Only a number is wanted. Count the lines holding the string "this".

» **SOURCE RECORDS**:
.....
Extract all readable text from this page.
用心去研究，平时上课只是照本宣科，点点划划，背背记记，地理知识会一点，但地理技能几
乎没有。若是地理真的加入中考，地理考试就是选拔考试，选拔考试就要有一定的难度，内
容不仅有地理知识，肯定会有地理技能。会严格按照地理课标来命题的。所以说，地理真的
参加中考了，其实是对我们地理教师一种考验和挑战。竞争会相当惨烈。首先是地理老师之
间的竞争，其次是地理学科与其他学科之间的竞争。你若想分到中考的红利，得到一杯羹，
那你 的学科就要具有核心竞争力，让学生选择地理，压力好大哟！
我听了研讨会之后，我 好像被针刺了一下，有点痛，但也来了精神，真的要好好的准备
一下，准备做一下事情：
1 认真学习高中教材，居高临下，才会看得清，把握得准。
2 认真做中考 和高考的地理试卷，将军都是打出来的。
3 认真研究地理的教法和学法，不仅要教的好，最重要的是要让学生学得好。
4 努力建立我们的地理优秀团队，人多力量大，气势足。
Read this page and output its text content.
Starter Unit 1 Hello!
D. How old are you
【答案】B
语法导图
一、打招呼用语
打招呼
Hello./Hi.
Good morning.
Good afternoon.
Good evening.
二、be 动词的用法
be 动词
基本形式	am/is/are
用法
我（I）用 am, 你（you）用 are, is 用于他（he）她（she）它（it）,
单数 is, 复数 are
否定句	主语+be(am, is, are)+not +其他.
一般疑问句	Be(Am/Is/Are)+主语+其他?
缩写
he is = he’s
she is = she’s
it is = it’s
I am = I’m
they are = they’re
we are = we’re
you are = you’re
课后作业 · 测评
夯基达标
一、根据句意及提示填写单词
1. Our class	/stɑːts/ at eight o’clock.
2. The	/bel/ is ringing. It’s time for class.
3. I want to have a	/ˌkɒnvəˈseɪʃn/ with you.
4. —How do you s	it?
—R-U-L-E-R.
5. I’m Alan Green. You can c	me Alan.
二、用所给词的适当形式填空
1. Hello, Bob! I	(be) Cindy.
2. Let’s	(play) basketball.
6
.....
» **FULL OUTPUT**: 2